WHAT IS EXPECTED
Every record below should be written out exactly; pictures stay out.

== DATASET CONTENT ==

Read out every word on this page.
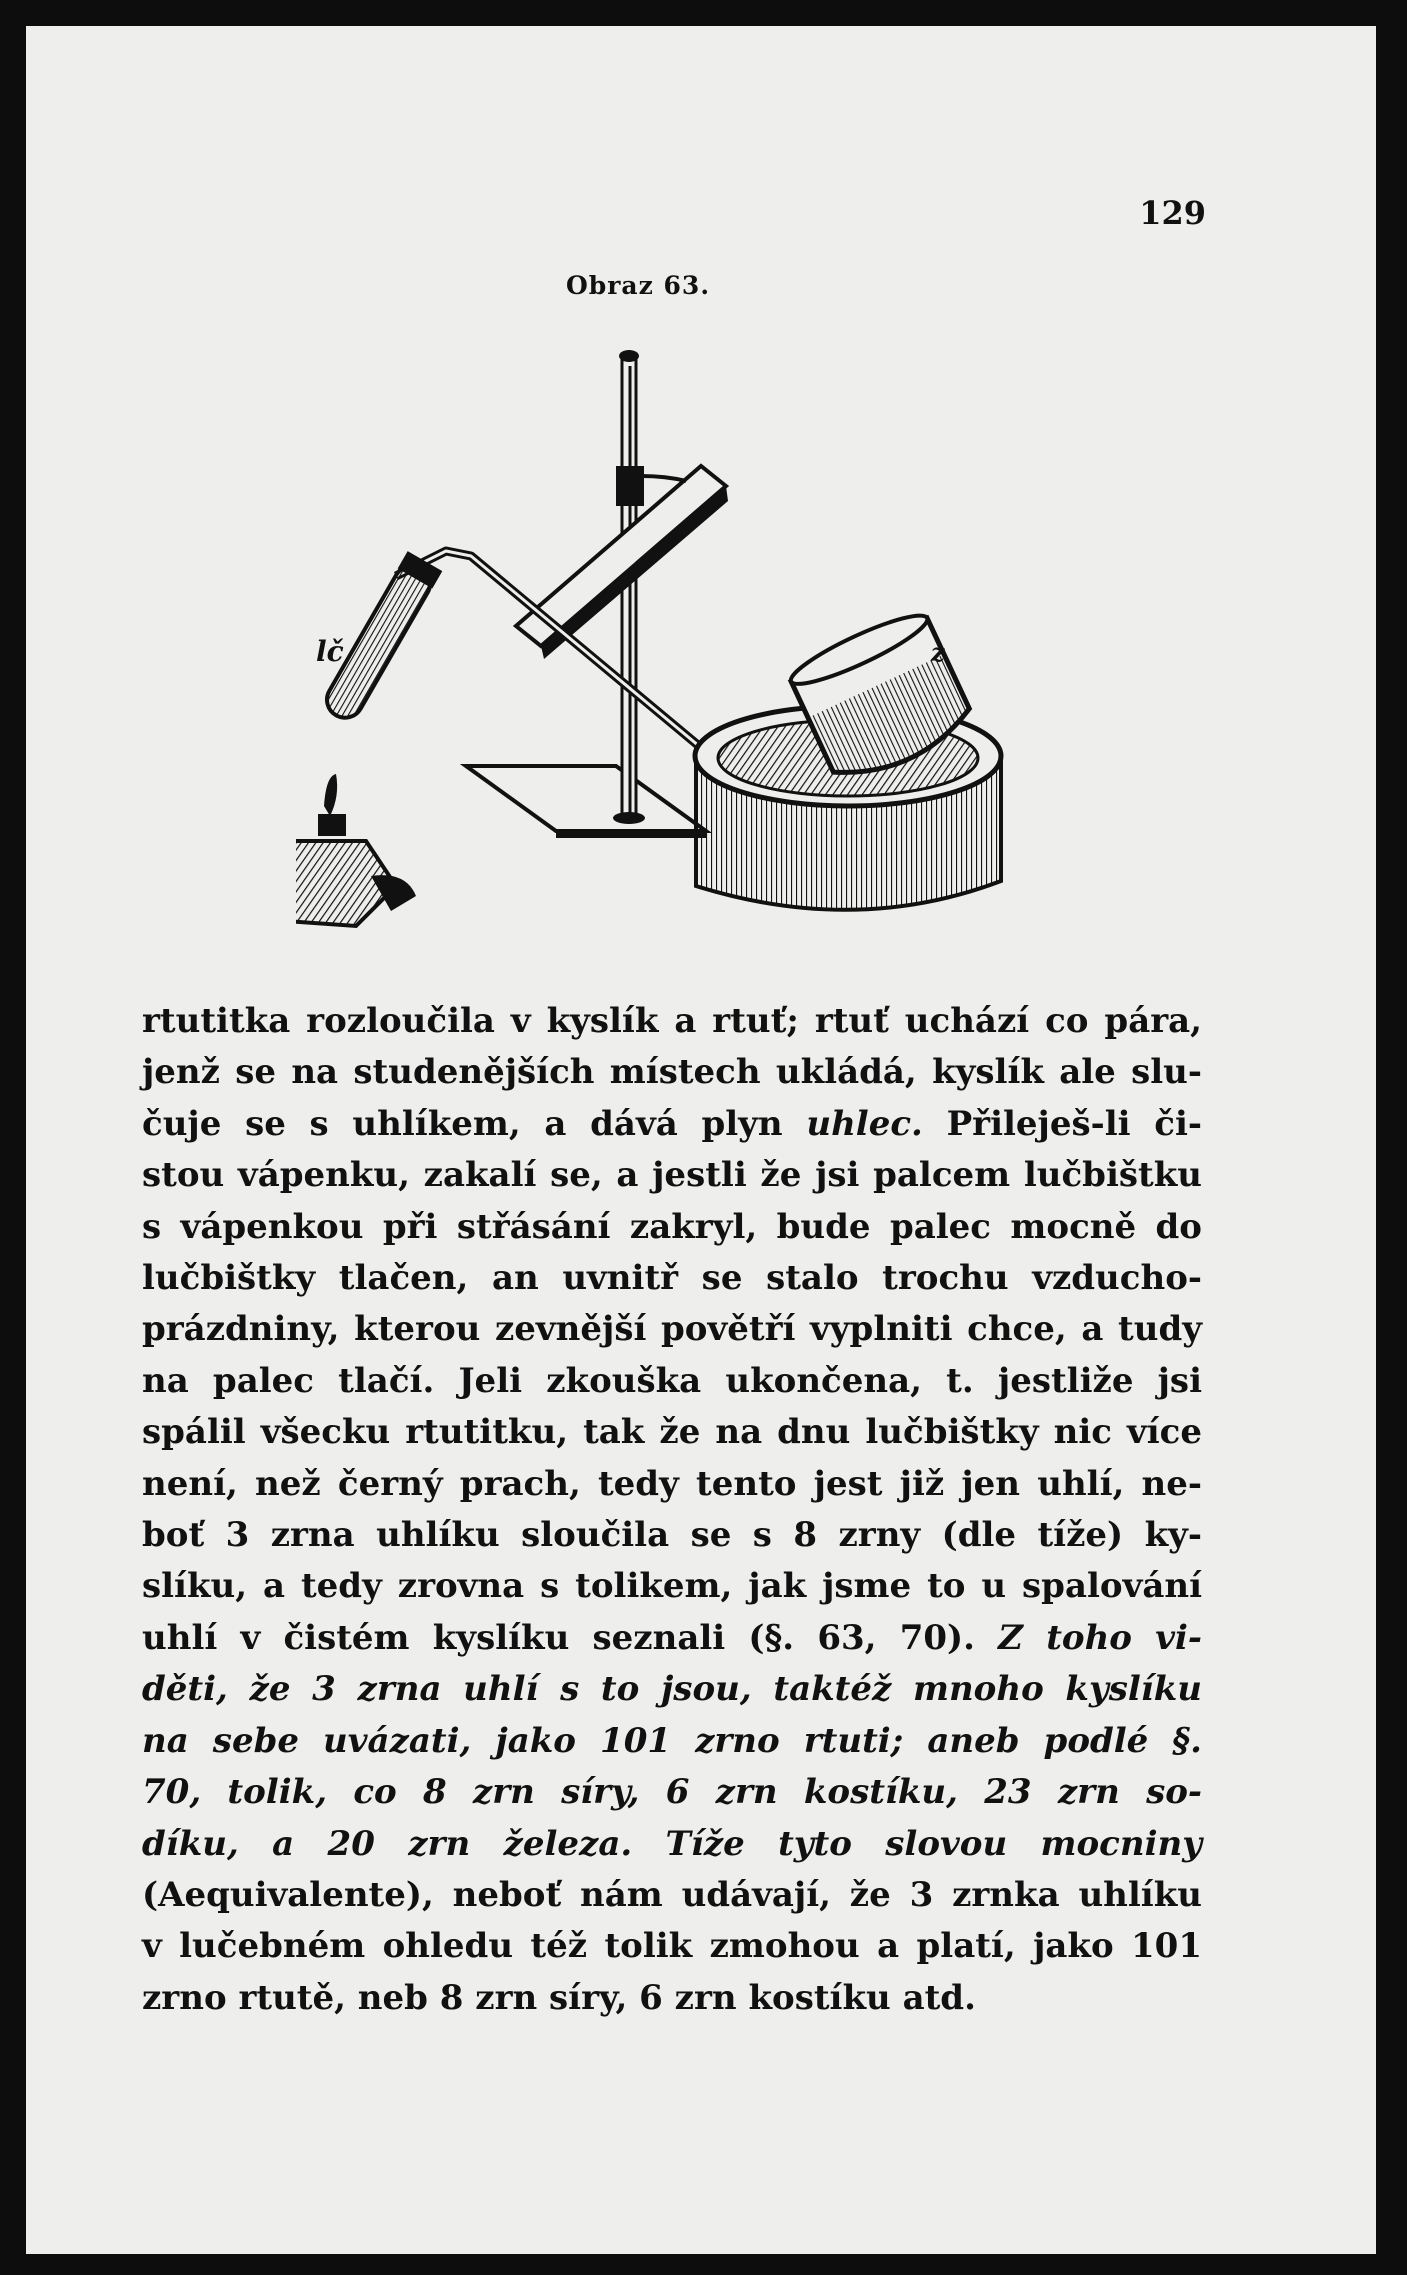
129
Obraz 63.
lč	z
rtutitka rozloučila v kyslík a rtuť; rtuť uchází co pára,
jenž se na studenějších místech ukládá, kyslík ale slu-
čuje se s uhlíkem, a dává plyn uhlec. Přileješ-li či-
stou vápenku, zakalí se, a jestli že jsi palcem lučbištku
s vápenkou při střásání zakryl, bude palec mocně do
lučbištky tlačen, an uvnitř se stalo trochu vzducho-
prázdniny, kterou zevnější povětří vyplniti chce, a tudy
na palec tlačí. Jeli zkouška ukončena, t. jestliže jsi
spálil všecku rtutitku, tak že na dnu lučbištky nic více
není, než černý prach, tedy tento jest již jen uhlí, ne-
boť 3 zrna uhlíku sloučila se s 8 zrny (dle tíže) ky-
slíku, a tedy zrovna s tolikem, jak jsme to u spalování
uhlí v čistém kyslíku seznali (§. 63, 70). Z toho vi-
děti, že 3 zrna uhlí s to jsou, taktéž mnoho kyslíku
na sebe uvázati, jako 101 zrno rtuti; aneb podlé §.
70, tolik, co 8 zrn síry, 6 zrn kostíku, 23 zrn so-
díku, a 20 zrn železa. Tíže tyto slovou mocniny
(Aequivalente), neboť nám udávají, že 3 zrnka uhlíku
v lučebném ohledu též tolik zmohou a platí, jako 101
zrno rtutě, neb 8 zrn síry, 6 zrn kostíku atd.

===

FULL ANSWER
Read out every word on this page.
129
Obraz 63.
lč	z
rtutitka rozloučila v kyslík a rtuť; rtuť uchází co pára,
jenž se na studenějších místech ukládá, kyslík ale slu-
čuje se s uhlíkem, a dává plyn uhlec. Přileješ-li či-
stou vápenku, zakalí se, a jestli že jsi palcem lučbištku
s vápenkou při střásání zakryl, bude palec mocně do
lučbištky tlačen, an uvnitř se stalo trochu vzducho-
prázdniny, kterou zevnější povětří vyplniti chce, a tudy
na palec tlačí. Jeli zkouška ukončena, t. jestliže jsi
spálil všecku rtutitku, tak že na dnu lučbištky nic více
není, než černý prach, tedy tento jest již jen uhlí, ne-
boť 3 zrna uhlíku sloučila se s 8 zrny (dle tíže) ky-
slíku, a tedy zrovna s tolikem, jak jsme to u spalování
uhlí v čistém kyslíku seznali (§. 63, 70). Z toho vi-
děti, že 3 zrna uhlí s to jsou, taktéž mnoho kyslíku
na sebe uvázati, jako 101 zrno rtuti; aneb podlé §.
70, tolik, co 8 zrn síry, 6 zrn kostíku, 23 zrn so-
díku, a 20 zrn železa. Tíže tyto slovou mocniny
(Aequivalente), neboť nám udávají, že 3 zrnka uhlíku
v lučebném ohledu též tolik zmohou a platí, jako 101
zrno rtutě, neb 8 zrn síry, 6 zrn kostíku atd.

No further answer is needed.